TASK BRIEF
Your task is to repeat the entries exactly. Leave the pictures out.

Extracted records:
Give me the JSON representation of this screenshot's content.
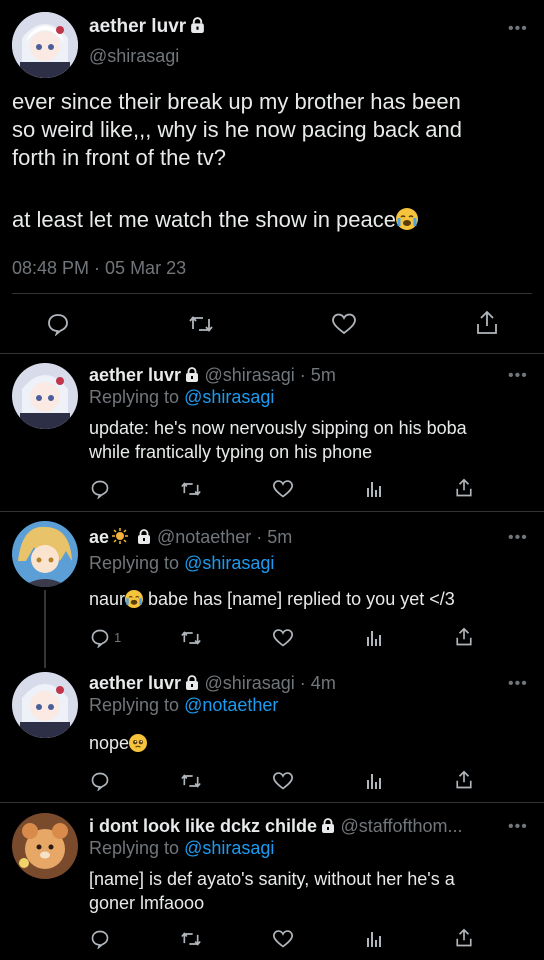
{
  "colors": {
    "background": "#000000",
    "text": "#e7e9ea",
    "muted": "#71767b",
    "link": "#1d9bf0",
    "divider": "#2f3336"
  },
  "main_tweet": {
    "display_name": "aether luvr",
    "handle": "@shirasagi",
    "text_lines": [
      "ever since their break up my brother has been",
      "so weird like,,, why is he now pacing back and",
      "forth in front of the tv?",
      "at least let me watch the show in peace"
    ],
    "timestamp": "08:48 PM · 05 Mar 23",
    "icons": [
      "reply-icon",
      "retweet-icon",
      "like-icon",
      "share-icon"
    ]
  },
  "replies": [
    {
      "display_name": "aether luvr",
      "handle": "@shirasagi · 5m",
      "replying_label": "Replying to",
      "replying_to": "@shirasagi",
      "text_lines": [
        "update: he's now nervously sipping on his boba",
        "while frantically typing on his phone"
      ],
      "reply_count": ""
    },
    {
      "display_name": "ae",
      "handle": "@notaether · 5m",
      "replying_label": "Replying to",
      "replying_to": "@shirasagi",
      "text_lines": [
        "naur",
        " babe has [name] replied to you yet </3"
      ],
      "reply_count": "1"
    },
    {
      "display_name": "aether luvr",
      "handle": "@shirasagi · 4m",
      "replying_label": "Replying to",
      "replying_to": "@notaether",
      "text_lines": [
        "nope"
      ],
      "reply_count": ""
    },
    {
      "display_name": "i dont look like dckz childe",
      "handle": "@staffofthom...",
      "replying_label": "Replying to",
      "replying_to": "@shirasagi",
      "text_lines": [
        "[name] is def ayato's sanity, without her he's a",
        "goner lmfaooo"
      ],
      "reply_count": ""
    }
  ]
}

FINAL ANSWER
Give me the JSON representation of this screenshot's content.
{
  "colors": {
    "background": "#000000",
    "text": "#e7e9ea",
    "muted": "#71767b",
    "link": "#1d9bf0",
    "divider": "#2f3336"
  },
  "main_tweet": {
    "display_name": "aether luvr",
    "handle": "@shirasagi",
    "text_lines": [
      "ever since their break up my brother has been",
      "so weird like,,, why is he now pacing back and",
      "forth in front of the tv?",
      "at least let me watch the show in peace"
    ],
    "timestamp": "08:48 PM · 05 Mar 23",
    "icons": [
      "reply-icon",
      "retweet-icon",
      "like-icon",
      "share-icon"
    ]
  },
  "replies": [
    {
      "display_name": "aether luvr",
      "handle": "@shirasagi · 5m",
      "replying_label": "Replying to",
      "replying_to": "@shirasagi",
      "text_lines": [
        "update: he's now nervously sipping on his boba",
        "while frantically typing on his phone"
      ],
      "reply_count": ""
    },
    {
      "display_name": "ae",
      "handle": "@notaether · 5m",
      "replying_label": "Replying to",
      "replying_to": "@shirasagi",
      "text_lines": [
        "naur",
        " babe has [name] replied to you yet </3"
      ],
      "reply_count": "1"
    },
    {
      "display_name": "aether luvr",
      "handle": "@shirasagi · 4m",
      "replying_label": "Replying to",
      "replying_to": "@notaether",
      "text_lines": [
        "nope"
      ],
      "reply_count": ""
    },
    {
      "display_name": "i dont look like dckz childe",
      "handle": "@staffofthom...",
      "replying_label": "Replying to",
      "replying_to": "@shirasagi",
      "text_lines": [
        "[name] is def ayato's sanity, without her he's a",
        "goner lmfaooo"
      ],
      "reply_count": ""
    }
  ]
}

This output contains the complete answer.